The request =
Your task is to repeat the lines below exactly, excluding any pictures they contain.

Extracted material =
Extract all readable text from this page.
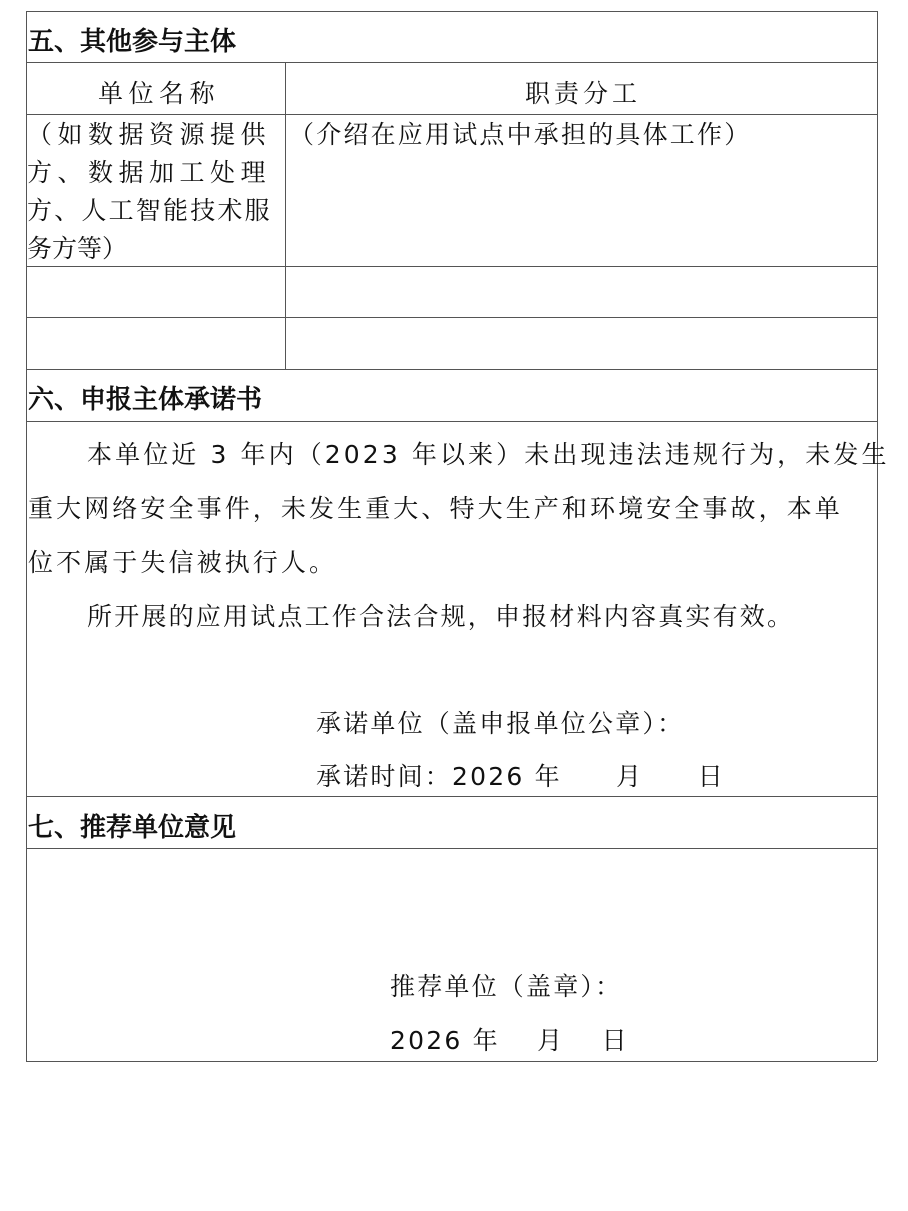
五、其他参与主体
单位名称	职责分工
（如数据资源提供
方、数据加工处理
方、人工智能技术服
务方等）
（介绍在应用试点中承担的具体工作）
六、申报主体承诺书
本单位近 3 年内（2023 年以来）未出现违法违规行为，未发生
重大网络安全事件，未发生重大、特大生产和环境安全事故，本单
位不属于失信被执行人。
所开展的应用试点工作合法合规，申报材料内容真实有效。
承诺单位（盖申报单位公章）：
承诺时间：2026 年　　月　　日
七、推荐单位意见
推荐单位（盖章）：
2026 年　 月　 日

Solution =
Extract all readable text from this page.
五、其他参与主体
单位名称	职责分工
（如数据资源提供
方、数据加工处理
方、人工智能技术服
务方等）
（介绍在应用试点中承担的具体工作）
六、申报主体承诺书
本单位近 3 年内（2023 年以来）未出现违法违规行为，未发生
重大网络安全事件，未发生重大、特大生产和环境安全事故，本单
位不属于失信被执行人。
所开展的应用试点工作合法合规，申报材料内容真实有效。
承诺单位（盖申报单位公章）：
承诺时间：2026 年　　月　　日
七、推荐单位意见
推荐单位（盖章）：
2026 年　 月　 日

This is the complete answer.